— Start of SOURCE TEXT —

The Making of an American President

by Olurotimi Osha
President Barack Obama

These immortals have been men after all…

I lived in Cambridge, Massachusetts, where number 44 once lived as a student at Harvard Law School, on the night he became the first black President of the United States. The celebrations in that cold winter went on into the early hours of the morning. College students braved the chilly night of New England, as they uncovered their chests, to wave their shirts wildly, in celebration at the political tour de force, which they had helped achieve. I vaguely recall kids jumping around in a puddle in the streets, and thinking “they must be freezing!”

I remember when I worked as a banker there in Massachusetts, and white mothers would walk in discussing in my office and in the bank lobby, how their kids had dropped out of MIT and Harvard, and other elite schools, to volunteer for Obama’s campaign for President. That’s when I started to believe too, that a black man or rather that Barack Obama, could really become President. I don’t know if I should feel guilty that until it was evident that he had a massive support among whites, did I believe that Obama was a viable candidate for President of the United States, since I knew long before then that he was among the most meritorious of candidates. They had formed the critical mass he needed. After all it is a white majority country.

I was not one of those who scorn and hate on fellow blacks, or are envious of the ascendancy of any among them, given their own relatively unimpressive circumstances. But I went to school in Alabama, and even with all my relative “opportunities” that I had been “grateful” for, I had learned that white supremacy was a fact upheld by the nation’s institutions, and could it have been more evident than in the nation’s most important office: President of the United States? All 43 American Presidents before Obama were white men. This wasn’t by accident, and you didn’t need to be a rocket scientist to figure it out.

But in 2004, a young Nigerian immigrant friend told me that a then 43-year-old black man named Barack Hussein Obama was going to become the first black President of the United States. Because I didn’t watch television at the time, I hadn’t heard his speech at the Democratic National Convention like many Americans had. I remember looking askance as my Nigerian friend voiced his over exuberant optimism at the viability of a black U.S. President. Here was an immigrant making a bold-faced statement that the son of a Kenyan man, who was merely a state senator at the time, with African names and a Muslim name to boot, at a time of endemic Islamophobia, would become the first black U.S. President.

There was a debate over the issue on that day, and rather than dismiss the idea as silly talk, I decided to Google Barack Hussein Obama. There wasn’t much on him then, but I saw the speech on YouTube. I had never seen anything like it. He was a man who stood on his own unusual merits: I gave him that much.

Then someone bought me his autobiographical book, Dreams from My Father, which he wrote after graduating from Harvard Law School, where he was the first black President of the world’s most prestigious law journal, Harvard Law Review. And my admiration grew the more as I saw the evolution of the man, and the identity crisis he grappled with (was he black, was he African?).

— End of SOURCE TEXT —
— Start of SUPPLIED DATA —

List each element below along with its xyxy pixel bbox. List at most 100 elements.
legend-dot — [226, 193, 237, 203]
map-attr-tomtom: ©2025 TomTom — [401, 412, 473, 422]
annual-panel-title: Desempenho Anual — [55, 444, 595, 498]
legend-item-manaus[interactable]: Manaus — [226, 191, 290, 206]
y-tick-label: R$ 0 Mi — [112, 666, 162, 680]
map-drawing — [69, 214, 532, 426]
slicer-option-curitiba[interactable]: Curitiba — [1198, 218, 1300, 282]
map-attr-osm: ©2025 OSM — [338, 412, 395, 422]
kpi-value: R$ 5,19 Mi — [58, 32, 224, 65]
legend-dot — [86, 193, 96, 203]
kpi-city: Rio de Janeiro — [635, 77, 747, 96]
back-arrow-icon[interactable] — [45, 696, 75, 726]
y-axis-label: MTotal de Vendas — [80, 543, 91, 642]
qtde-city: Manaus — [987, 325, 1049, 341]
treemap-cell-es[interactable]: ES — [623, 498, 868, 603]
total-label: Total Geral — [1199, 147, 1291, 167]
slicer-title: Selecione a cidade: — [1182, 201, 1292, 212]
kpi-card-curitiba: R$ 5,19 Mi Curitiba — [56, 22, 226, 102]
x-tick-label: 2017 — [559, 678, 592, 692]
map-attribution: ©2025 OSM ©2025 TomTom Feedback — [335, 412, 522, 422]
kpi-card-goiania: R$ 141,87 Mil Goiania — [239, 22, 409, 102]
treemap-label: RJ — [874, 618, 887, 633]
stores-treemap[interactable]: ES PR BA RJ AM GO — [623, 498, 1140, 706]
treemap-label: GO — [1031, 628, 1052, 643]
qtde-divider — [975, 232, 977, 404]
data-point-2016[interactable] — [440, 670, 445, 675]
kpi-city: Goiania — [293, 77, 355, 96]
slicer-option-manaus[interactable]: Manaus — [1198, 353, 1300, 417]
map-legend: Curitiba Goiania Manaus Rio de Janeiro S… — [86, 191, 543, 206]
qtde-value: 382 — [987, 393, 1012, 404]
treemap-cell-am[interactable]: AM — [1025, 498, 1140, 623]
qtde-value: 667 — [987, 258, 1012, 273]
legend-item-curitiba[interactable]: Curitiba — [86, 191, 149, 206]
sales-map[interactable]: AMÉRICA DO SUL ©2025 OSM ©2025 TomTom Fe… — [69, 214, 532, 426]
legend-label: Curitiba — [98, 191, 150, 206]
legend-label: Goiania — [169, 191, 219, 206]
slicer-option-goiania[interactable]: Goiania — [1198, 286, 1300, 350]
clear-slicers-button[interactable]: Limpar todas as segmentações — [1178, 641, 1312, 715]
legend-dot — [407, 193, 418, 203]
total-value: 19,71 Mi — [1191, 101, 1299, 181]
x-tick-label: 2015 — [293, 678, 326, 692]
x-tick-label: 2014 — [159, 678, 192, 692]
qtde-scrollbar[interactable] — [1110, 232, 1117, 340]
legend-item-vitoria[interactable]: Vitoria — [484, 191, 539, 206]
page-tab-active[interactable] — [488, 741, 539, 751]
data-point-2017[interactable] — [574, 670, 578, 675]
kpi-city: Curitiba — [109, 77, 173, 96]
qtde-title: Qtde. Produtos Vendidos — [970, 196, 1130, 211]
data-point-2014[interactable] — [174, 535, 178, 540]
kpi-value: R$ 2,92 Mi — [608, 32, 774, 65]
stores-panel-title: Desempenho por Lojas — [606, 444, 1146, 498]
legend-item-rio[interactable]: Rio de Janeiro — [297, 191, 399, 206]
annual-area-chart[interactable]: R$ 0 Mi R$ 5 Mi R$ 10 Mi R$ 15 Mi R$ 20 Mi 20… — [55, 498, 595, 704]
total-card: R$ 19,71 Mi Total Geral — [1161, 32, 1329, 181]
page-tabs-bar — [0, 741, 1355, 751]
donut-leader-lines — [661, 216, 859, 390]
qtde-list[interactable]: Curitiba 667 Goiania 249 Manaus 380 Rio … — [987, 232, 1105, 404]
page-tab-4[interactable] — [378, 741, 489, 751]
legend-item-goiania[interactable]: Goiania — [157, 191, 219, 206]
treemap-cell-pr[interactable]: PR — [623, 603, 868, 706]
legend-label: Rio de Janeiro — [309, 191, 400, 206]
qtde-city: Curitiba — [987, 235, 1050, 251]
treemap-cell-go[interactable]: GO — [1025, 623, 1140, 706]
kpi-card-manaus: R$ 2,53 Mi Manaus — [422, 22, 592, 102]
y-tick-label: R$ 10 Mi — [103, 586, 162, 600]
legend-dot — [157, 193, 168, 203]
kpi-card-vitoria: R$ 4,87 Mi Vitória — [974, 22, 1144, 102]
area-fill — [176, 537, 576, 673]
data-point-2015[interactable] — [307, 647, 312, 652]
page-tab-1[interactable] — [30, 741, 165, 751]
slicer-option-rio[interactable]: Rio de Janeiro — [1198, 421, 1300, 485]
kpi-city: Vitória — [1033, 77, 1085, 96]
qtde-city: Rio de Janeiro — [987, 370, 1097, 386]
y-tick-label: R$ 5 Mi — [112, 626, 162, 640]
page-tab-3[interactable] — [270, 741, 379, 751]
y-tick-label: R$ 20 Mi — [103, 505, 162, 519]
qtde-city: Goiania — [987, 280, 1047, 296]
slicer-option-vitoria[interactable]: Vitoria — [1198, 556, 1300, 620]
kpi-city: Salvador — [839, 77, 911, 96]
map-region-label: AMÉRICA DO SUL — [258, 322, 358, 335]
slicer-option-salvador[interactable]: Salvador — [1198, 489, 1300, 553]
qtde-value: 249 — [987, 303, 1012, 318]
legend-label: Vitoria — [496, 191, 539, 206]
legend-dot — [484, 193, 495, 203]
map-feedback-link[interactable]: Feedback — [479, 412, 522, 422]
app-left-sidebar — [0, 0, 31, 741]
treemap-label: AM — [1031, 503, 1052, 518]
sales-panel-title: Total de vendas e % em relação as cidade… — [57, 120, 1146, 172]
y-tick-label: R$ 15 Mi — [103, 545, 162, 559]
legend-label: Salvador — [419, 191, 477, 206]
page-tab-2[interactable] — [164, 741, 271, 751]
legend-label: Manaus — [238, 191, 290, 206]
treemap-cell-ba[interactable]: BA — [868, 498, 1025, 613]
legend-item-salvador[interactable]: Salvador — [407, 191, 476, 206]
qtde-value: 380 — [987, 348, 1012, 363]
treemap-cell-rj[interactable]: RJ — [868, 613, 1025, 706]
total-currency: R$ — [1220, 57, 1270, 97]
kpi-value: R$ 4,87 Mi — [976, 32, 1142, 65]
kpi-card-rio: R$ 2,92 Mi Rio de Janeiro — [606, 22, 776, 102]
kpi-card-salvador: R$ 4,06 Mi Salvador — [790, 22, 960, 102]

— End of SUPPLIED DATA —
— Start of SUPPLIED DATA —

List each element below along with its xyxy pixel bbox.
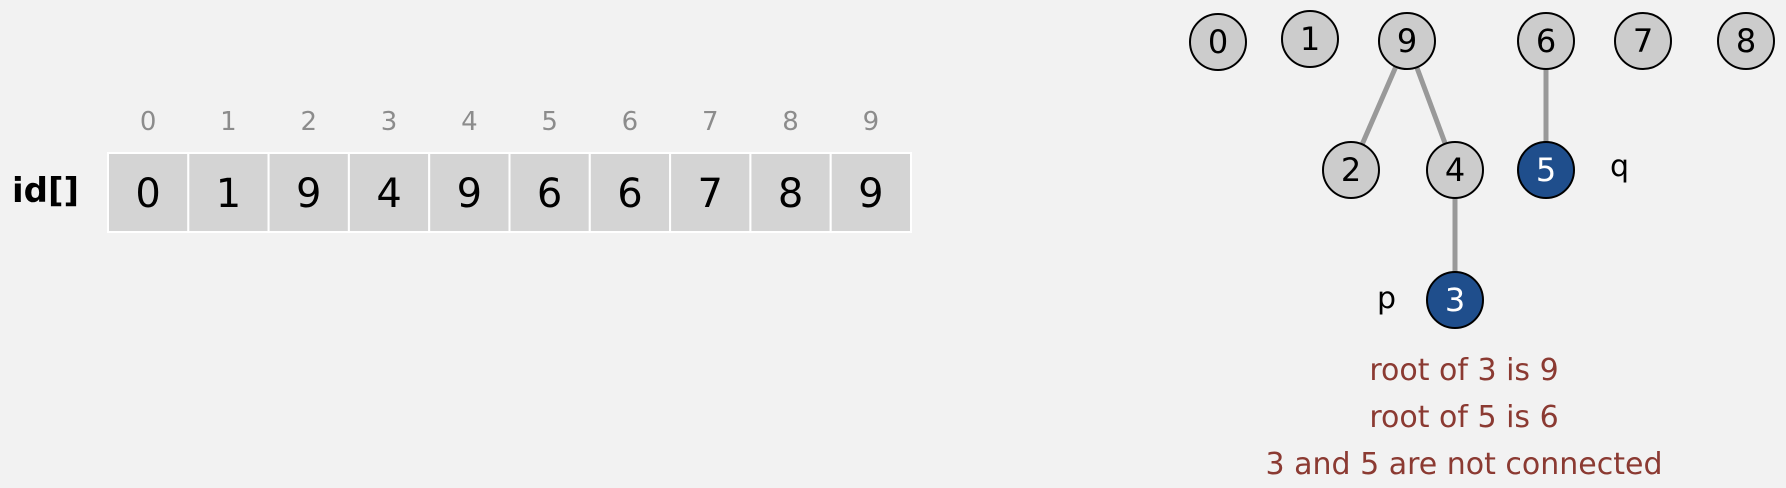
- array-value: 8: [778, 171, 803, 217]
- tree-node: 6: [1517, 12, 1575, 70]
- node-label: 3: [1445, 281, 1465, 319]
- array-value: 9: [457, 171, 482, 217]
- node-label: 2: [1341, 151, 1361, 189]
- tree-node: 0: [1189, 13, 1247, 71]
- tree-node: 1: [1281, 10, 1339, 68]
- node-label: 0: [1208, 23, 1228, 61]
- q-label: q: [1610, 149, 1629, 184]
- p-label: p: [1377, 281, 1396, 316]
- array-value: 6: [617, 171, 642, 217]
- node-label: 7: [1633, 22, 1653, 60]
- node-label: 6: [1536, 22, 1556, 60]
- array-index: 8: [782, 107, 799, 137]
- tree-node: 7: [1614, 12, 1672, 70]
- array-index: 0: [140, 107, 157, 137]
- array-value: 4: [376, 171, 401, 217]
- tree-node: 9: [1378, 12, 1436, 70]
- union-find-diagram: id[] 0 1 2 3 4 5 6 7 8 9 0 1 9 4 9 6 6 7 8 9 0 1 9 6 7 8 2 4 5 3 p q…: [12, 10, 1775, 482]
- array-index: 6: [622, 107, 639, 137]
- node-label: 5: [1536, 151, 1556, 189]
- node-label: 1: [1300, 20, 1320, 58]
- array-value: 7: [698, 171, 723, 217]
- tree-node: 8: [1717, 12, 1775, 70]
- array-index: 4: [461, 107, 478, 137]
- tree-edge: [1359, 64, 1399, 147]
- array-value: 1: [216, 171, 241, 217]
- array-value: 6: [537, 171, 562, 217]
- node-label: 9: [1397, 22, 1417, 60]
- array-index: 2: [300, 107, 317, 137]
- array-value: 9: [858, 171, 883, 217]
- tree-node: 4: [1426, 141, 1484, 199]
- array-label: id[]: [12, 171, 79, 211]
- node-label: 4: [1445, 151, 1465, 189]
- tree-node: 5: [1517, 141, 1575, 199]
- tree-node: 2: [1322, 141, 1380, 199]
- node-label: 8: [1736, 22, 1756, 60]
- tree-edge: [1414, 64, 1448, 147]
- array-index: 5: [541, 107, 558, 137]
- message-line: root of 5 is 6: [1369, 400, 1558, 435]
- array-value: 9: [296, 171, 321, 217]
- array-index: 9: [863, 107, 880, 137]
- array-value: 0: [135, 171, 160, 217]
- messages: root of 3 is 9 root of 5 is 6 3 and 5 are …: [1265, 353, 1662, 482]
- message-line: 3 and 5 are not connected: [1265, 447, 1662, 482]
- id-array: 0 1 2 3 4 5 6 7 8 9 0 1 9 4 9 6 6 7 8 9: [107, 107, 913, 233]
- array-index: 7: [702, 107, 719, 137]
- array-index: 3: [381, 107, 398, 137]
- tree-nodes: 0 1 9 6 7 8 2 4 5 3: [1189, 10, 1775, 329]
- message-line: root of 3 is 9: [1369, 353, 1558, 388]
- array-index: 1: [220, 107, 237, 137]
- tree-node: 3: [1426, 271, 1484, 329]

— End of SUPPLIED DATA —

REQUEST 1: Retype the passage from the Obama essay starting at "But in 2004, a" and ending at "first black U.S. President.".
REQUEST 2:
Answer these questions using the Obama essay.
(a) In which city was the writer living on the night Obama was elected?
(b) In what year did a young Nigerian immigrant friend tell the writer that Obama would become the first black President?
(c) What is the title of the autobiographical book someone bought for the writer?

WORKED ANSWER 1:
But in 2004, a young Nigerian immigrant friend told me that a then 43-year-old black man named Barack Hussein Obama was going to become the first black President of the United States. Because I didn’t watch television at the time, I hadn’t heard his speech at the Democratic National Convention like many Americans had. I remember looking askance as my Nigerian friend voiced his over exuberant optimism at the viability of a black U.S. President. Here was an immigrant making a bold-faced statement that the son of a Kenyan man, who was merely a state senator at the time, with African names and a Muslim name to boot, at a time of endemic Islamophobia, would become the first black U.S. President.

WORKED ANSWER 2:
(a) Cambridge, Massachusetts
(b) 2004
(c) Dreams from My Father